## TO DO:
Exactly as written, print each record in the listing.

## Begin DATA PROVIDED

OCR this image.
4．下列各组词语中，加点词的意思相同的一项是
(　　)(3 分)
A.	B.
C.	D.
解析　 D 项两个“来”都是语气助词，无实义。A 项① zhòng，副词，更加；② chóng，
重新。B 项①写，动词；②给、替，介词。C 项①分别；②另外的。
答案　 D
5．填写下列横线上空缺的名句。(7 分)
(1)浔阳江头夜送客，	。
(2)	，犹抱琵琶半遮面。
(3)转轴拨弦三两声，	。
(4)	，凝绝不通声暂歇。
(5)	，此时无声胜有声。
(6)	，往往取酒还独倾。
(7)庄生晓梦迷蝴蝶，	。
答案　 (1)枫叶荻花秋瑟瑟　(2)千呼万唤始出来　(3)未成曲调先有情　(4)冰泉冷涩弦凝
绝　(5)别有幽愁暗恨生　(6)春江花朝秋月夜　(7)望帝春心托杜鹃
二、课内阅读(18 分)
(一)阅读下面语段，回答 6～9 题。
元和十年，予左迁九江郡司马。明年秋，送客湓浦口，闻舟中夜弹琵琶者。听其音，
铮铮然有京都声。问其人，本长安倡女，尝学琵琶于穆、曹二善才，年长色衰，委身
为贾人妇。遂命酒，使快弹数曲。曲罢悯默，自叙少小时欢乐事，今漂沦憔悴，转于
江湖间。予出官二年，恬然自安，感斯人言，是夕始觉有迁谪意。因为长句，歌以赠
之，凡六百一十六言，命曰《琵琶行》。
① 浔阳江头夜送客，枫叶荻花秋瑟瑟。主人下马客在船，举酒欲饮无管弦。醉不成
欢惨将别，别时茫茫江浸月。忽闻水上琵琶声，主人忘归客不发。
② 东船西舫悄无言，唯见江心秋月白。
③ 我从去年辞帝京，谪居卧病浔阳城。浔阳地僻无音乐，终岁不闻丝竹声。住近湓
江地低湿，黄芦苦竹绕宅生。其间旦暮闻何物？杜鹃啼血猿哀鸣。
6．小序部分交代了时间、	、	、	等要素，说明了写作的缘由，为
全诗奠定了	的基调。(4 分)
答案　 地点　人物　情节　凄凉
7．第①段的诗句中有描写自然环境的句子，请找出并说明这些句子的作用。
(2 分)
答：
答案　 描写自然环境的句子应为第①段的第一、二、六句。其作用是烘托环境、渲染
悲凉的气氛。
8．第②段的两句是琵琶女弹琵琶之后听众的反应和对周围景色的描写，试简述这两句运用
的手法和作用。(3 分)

## End DATA PROVIDED

## RESPONSE BELOW:
OCR this image.
4．下列各组词语中，加点词的意思相同的一项是
(　　)(3 分)
A.	B.
C.	D.
解析　 D 项两个“来”都是语气助词，无实义。A 项① zhòng，副词，更加；② chóng，
重新。B 项①写，动词；②给、替，介词。C 项①分别；②另外的。
答案　 D
5．填写下列横线上空缺的名句。(7 分)
(1)浔阳江头夜送客，	。
(2)	，犹抱琵琶半遮面。
(3)转轴拨弦三两声，	。
(4)	，凝绝不通声暂歇。
(5)	，此时无声胜有声。
(6)	，往往取酒还独倾。
(7)庄生晓梦迷蝴蝶，	。
答案　 (1)枫叶荻花秋瑟瑟　(2)千呼万唤始出来　(3)未成曲调先有情　(4)冰泉冷涩弦凝
绝　(5)别有幽愁暗恨生　(6)春江花朝秋月夜　(7)望帝春心托杜鹃
二、课内阅读(18 分)
(一)阅读下面语段，回答 6～9 题。
元和十年，予左迁九江郡司马。明年秋，送客湓浦口，闻舟中夜弹琵琶者。听其音，
铮铮然有京都声。问其人，本长安倡女，尝学琵琶于穆、曹二善才，年长色衰，委身
为贾人妇。遂命酒，使快弹数曲。曲罢悯默，自叙少小时欢乐事，今漂沦憔悴，转于
江湖间。予出官二年，恬然自安，感斯人言，是夕始觉有迁谪意。因为长句，歌以赠
之，凡六百一十六言，命曰《琵琶行》。
① 浔阳江头夜送客，枫叶荻花秋瑟瑟。主人下马客在船，举酒欲饮无管弦。醉不成
欢惨将别，别时茫茫江浸月。忽闻水上琵琶声，主人忘归客不发。
② 东船西舫悄无言，唯见江心秋月白。
③ 我从去年辞帝京，谪居卧病浔阳城。浔阳地僻无音乐，终岁不闻丝竹声。住近湓
江地低湿，黄芦苦竹绕宅生。其间旦暮闻何物？杜鹃啼血猿哀鸣。
6．小序部分交代了时间、	、	、	等要素，说明了写作的缘由，为
全诗奠定了	的基调。(4 分)
答案　 地点　人物　情节　凄凉
7．第①段的诗句中有描写自然环境的句子，请找出并说明这些句子的作用。
(2 分)
答：
答案　 描写自然环境的句子应为第①段的第一、二、六句。其作用是烘托环境、渲染
悲凉的气氛。
8．第②段的两句是琵琶女弹琵琶之后听众的反应和对周围景色的描写，试简述这两句运用
的手法和作用。(3 分)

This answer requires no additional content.